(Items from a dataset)
-=-=-

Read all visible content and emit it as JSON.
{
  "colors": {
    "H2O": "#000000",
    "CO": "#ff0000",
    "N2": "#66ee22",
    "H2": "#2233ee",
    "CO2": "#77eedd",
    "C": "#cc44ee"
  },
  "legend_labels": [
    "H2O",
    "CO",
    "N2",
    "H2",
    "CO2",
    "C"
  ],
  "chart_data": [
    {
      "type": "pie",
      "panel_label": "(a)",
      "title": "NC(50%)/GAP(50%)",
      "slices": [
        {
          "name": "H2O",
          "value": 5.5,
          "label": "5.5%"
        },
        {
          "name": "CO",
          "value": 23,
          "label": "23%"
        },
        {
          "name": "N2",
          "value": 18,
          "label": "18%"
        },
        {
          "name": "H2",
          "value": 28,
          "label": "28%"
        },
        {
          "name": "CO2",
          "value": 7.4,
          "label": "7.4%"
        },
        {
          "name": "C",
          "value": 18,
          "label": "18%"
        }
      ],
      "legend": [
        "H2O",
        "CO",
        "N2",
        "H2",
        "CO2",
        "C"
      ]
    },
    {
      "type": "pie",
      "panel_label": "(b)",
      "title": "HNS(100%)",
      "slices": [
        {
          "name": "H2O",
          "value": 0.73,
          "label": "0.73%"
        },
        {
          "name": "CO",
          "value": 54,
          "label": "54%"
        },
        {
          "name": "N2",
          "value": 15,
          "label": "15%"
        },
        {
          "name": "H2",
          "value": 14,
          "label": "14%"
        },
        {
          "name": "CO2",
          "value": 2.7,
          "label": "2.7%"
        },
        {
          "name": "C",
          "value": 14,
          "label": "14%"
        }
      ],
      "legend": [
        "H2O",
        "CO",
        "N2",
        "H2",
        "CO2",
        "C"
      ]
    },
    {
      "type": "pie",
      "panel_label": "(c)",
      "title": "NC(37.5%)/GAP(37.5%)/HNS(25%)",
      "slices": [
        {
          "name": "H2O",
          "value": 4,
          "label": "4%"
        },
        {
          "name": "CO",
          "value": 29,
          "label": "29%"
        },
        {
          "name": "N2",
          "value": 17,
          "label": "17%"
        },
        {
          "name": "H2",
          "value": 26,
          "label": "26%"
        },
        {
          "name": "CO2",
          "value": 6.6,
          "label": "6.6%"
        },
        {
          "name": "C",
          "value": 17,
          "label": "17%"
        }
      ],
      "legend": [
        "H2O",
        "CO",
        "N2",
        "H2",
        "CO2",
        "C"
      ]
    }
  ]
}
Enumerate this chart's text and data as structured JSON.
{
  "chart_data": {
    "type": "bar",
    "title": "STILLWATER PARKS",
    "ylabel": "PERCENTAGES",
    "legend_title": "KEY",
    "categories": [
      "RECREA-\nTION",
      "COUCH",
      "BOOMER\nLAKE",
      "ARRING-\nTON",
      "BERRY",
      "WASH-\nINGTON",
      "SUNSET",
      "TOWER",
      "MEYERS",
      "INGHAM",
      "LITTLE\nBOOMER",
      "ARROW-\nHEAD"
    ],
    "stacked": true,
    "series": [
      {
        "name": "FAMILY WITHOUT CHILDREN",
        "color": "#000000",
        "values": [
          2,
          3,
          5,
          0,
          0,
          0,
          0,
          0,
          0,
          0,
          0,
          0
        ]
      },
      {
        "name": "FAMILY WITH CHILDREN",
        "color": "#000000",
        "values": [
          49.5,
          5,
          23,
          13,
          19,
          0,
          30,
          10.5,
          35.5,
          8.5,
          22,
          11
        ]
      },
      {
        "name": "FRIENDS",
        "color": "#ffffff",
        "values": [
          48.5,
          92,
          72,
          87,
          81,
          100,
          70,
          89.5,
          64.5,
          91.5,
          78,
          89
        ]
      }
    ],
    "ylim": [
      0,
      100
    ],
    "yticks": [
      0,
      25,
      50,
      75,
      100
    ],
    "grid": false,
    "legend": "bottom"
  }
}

-=-=-

• **AIM**
Reproduce the full listing exactly.

• **RESPONSE TO THIS TASK**
Read all visible content and emit it as JSON.
{
  "colors": {
    "H2O": "#000000",
    "CO": "#ff0000",
    "N2": "#66ee22",
    "H2": "#2233ee",
    "CO2": "#77eedd",
    "C": "#cc44ee"
  },
  "legend_labels": [
    "H2O",
    "CO",
    "N2",
    "H2",
    "CO2",
    "C"
  ],
  "chart_data": [
    {
      "type": "pie",
      "panel_label": "(a)",
      "title": "NC(50%)/GAP(50%)",
      "slices": [
        {
          "name": "H2O",
          "value": 5.5,
          "label": "5.5%"
        },
        {
          "name": "CO",
          "value": 23,
          "label": "23%"
        },
        {
          "name": "N2",
          "value": 18,
          "label": "18%"
        },
        {
          "name": "H2",
          "value": 28,
          "label": "28%"
        },
        {
          "name": "CO2",
          "value": 7.4,
          "label": "7.4%"
        },
        {
          "name": "C",
          "value": 18,
          "label": "18%"
        }
      ],
      "legend": [
        "H2O",
        "CO",
        "N2",
        "H2",
        "CO2",
        "C"
      ]
    },
    {
      "type": "pie",
      "panel_label": "(b)",
      "title": "HNS(100%)",
      "slices": [
        {
          "name": "H2O",
          "value": 0.73,
          "label": "0.73%"
        },
        {
          "name": "CO",
          "value": 54,
          "label": "54%"
        },
        {
          "name": "N2",
          "value": 15,
          "label": "15%"
        },
        {
          "name": "H2",
          "value": 14,
          "label": "14%"
        },
        {
          "name": "CO2",
          "value": 2.7,
          "label": "2.7%"
        },
        {
          "name": "C",
          "value": 14,
          "label": "14%"
        }
      ],
      "legend": [
        "H2O",
        "CO",
        "N2",
        "H2",
        "CO2",
        "C"
      ]
    },
    {
      "type": "pie",
      "panel_label": "(c)",
      "title": "NC(37.5%)/GAP(37.5%)/HNS(25%)",
      "slices": [
        {
          "name": "H2O",
          "value": 4,
          "label": "4%"
        },
        {
          "name": "CO",
          "value": 29,
          "label": "29%"
        },
        {
          "name": "N2",
          "value": 17,
          "label": "17%"
        },
        {
          "name": "H2",
          "value": 26,
          "label": "26%"
        },
        {
          "name": "CO2",
          "value": 6.6,
          "label": "6.6%"
        },
        {
          "name": "C",
          "value": 17,
          "label": "17%"
        }
      ],
      "legend": [
        "H2O",
        "CO",
        "N2",
        "H2",
        "CO2",
        "C"
      ]
    }
  ]
}
Enumerate this chart's text and data as structured JSON.
{
  "chart_data": {
    "type": "bar",
    "title": "STILLWATER PARKS",
    "ylabel": "PERCENTAGES",
    "legend_title": "KEY",
    "categories": [
      "RECREA-\nTION",
      "COUCH",
      "BOOMER\nLAKE",
      "ARRING-\nTON",
      "BERRY",
      "WASH-\nINGTON",
      "SUNSET",
      "TOWER",
      "MEYERS",
      "INGHAM",
      "LITTLE\nBOOMER",
      "ARROW-\nHEAD"
    ],
    "stacked": true,
    "series": [
      {
        "name": "FAMILY WITHOUT CHILDREN",
        "color": "#000000",
        "values": [
          2,
          3,
          5,
          0,
          0,
          0,
          0,
          0,
          0,
          0,
          0,
          0
        ]
      },
      {
        "name": "FAMILY WITH CHILDREN",
        "color": "#000000",
        "values": [
          49.5,
          5,
          23,
          13,
          19,
          0,
          30,
          10.5,
          35.5,
          8.5,
          22,
          11
        ]
      },
      {
        "name": "FRIENDS",
        "color": "#ffffff",
        "values": [
          48.5,
          92,
          72,
          87,
          81,
          100,
          70,
          89.5,
          64.5,
          91.5,
          78,
          89
        ]
      }
    ],
    "ylim": [
      0,
      100
    ],
    "yticks": [
      0,
      25,
      50,
      75,
      100
    ],
    "grid": false,
    "legend": "bottom"
  }
}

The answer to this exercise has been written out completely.